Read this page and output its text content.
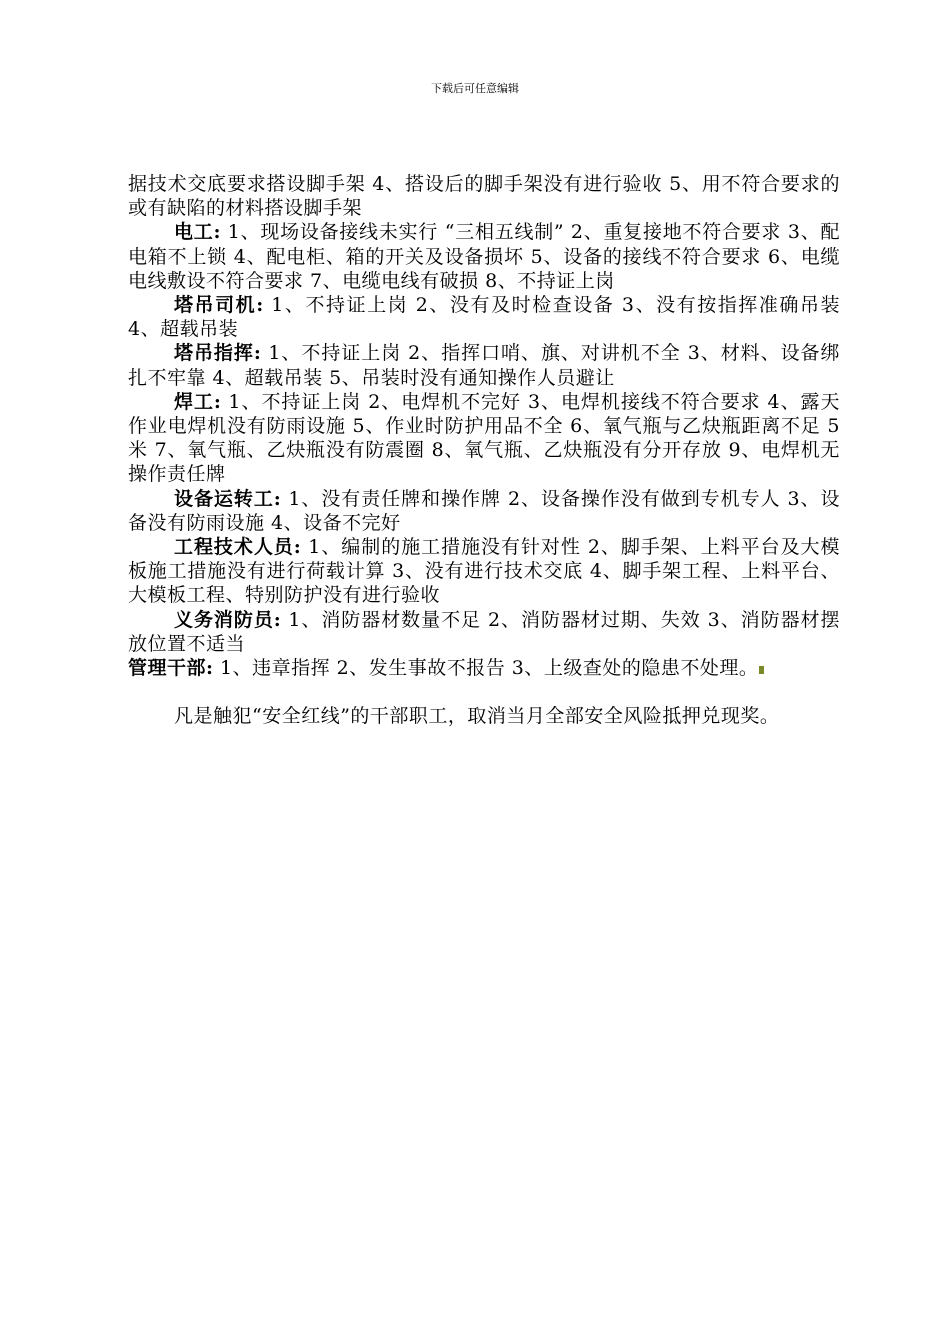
下载后可任意编辑

据技术交底要求搭设脚手架 4、搭设后的脚手架没有进行验收 5、用不符合要求的或有缺陷的材料搭设脚手架

电工: 1、现场设备接线未实行 “三相五线制” 2、重复接地不符合要求 3、配电箱不上锁 4、配电柜、箱的开关及设备损坏 5、设备的接线不符合要求 6、电缆电线敷设不符合要求 7、电缆电线有破损 8、不持证上岗

塔吊司机: 1、不持证上岗 2、没有及时检查设备 3、没有按指挥准确吊装 4、超载吊装

塔吊指挥: 1、不持证上岗 2、指挥口哨、旗、对讲机不全 3、材料、设备绑扎不牢靠 4、超载吊装 5、吊装时没有通知操作人员避让

焊工: 1、不持证上岗 2、电焊机不完好 3、电焊机接线不符合要求 4、露天作业电焊机没有防雨设施 5、作业时防护用品不全 6、氧气瓶与乙炔瓶距离不足 5 米 7、氧气瓶、乙炔瓶没有防震圈 8、氧气瓶、乙炔瓶没有分开存放 9、电焊机无操作责任牌

设备运转工: 1、没有责任牌和操作牌 2、设备操作没有做到专机专人 3、设备没有防雨设施 4、设备不完好

工程技术人员: 1、编制的施工措施没有针对性 2、脚手架、上料平台及大模板施工措施没有进行荷载计算 3、没有进行技术交底 4、脚手架工程、上料平台、大模板工程、特别防护没有进行验收

义务消防员: 1、消防器材数量不足 2、消防器材过期、失效 3、消防器材摆放位置不适当

管理干部: 1、违章指挥 2、发生事故不报告 3、上级查处的隐患不处理。

凡是触犯“安全红线”的干部职工，取消当月全部安全风险抵押兑现奖。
* * * * * * *
→ **Task to carry out**: Skip every picture and transcribe the data above exactly.

→ **Answer to this task**:
Read this page and output its text content.
下载后可任意编辑

据技术交底要求搭设脚手架 4、搭设后的脚手架没有进行验收 5、用不符合要求的或有缺陷的材料搭设脚手架

电工: 1、现场设备接线未实行 “三相五线制” 2、重复接地不符合要求 3、配电箱不上锁 4、配电柜、箱的开关及设备损坏 5、设备的接线不符合要求 6、电缆电线敷设不符合要求 7、电缆电线有破损 8、不持证上岗

塔吊司机: 1、不持证上岗 2、没有及时检查设备 3、没有按指挥准确吊装 4、超载吊装

塔吊指挥: 1、不持证上岗 2、指挥口哨、旗、对讲机不全 3、材料、设备绑扎不牢靠 4、超载吊装 5、吊装时没有通知操作人员避让

焊工: 1、不持证上岗 2、电焊机不完好 3、电焊机接线不符合要求 4、露天作业电焊机没有防雨设施 5、作业时防护用品不全 6、氧气瓶与乙炔瓶距离不足 5 米 7、氧气瓶、乙炔瓶没有防震圈 8、氧气瓶、乙炔瓶没有分开存放 9、电焊机无操作责任牌

设备运转工: 1、没有责任牌和操作牌 2、设备操作没有做到专机专人 3、设备没有防雨设施 4、设备不完好

工程技术人员: 1、编制的施工措施没有针对性 2、脚手架、上料平台及大模板施工措施没有进行荷载计算 3、没有进行技术交底 4、脚手架工程、上料平台、大模板工程、特别防护没有进行验收

义务消防员: 1、消防器材数量不足 2、消防器材过期、失效 3、消防器材摆放位置不适当

管理干部: 1、违章指挥 2、发生事故不报告 3、上级查处的隐患不处理。

凡是触犯“安全红线”的干部职工，取消当月全部安全风险抵押兑现奖。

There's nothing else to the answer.